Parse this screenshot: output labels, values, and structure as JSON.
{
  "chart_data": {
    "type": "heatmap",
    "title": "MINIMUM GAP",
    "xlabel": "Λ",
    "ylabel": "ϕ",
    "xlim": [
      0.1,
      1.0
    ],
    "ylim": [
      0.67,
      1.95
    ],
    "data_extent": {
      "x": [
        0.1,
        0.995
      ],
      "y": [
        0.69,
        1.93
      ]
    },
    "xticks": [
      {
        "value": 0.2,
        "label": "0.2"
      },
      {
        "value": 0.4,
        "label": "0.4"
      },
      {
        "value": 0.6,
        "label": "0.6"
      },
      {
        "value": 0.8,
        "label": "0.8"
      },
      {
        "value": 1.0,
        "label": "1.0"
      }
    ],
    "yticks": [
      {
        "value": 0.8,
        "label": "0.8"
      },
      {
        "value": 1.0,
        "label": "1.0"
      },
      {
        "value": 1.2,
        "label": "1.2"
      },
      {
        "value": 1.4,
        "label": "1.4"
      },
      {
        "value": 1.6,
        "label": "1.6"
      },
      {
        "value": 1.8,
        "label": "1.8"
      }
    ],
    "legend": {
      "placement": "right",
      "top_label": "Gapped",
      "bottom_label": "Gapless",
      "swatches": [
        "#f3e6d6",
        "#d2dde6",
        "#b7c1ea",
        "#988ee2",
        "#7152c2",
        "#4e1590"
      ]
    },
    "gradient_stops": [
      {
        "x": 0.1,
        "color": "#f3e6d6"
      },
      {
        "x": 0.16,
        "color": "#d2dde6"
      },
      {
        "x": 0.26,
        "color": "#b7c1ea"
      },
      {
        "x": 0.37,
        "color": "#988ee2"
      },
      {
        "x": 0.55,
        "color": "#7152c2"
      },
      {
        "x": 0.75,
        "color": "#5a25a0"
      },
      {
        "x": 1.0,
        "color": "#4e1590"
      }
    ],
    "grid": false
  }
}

________________________________________

● DIRECTIONS FOR THIS TASK
Gather up every line from the listing above in which the word "color" occurs.

● REPLY
        "color": "#f3e6d6"
        "color": "#d2dde6"
        "color": "#b7c1ea"
        "color": "#988ee2"
        "color": "#7152c2"
        "color": "#5a25a0"
        "color": "#4e1590"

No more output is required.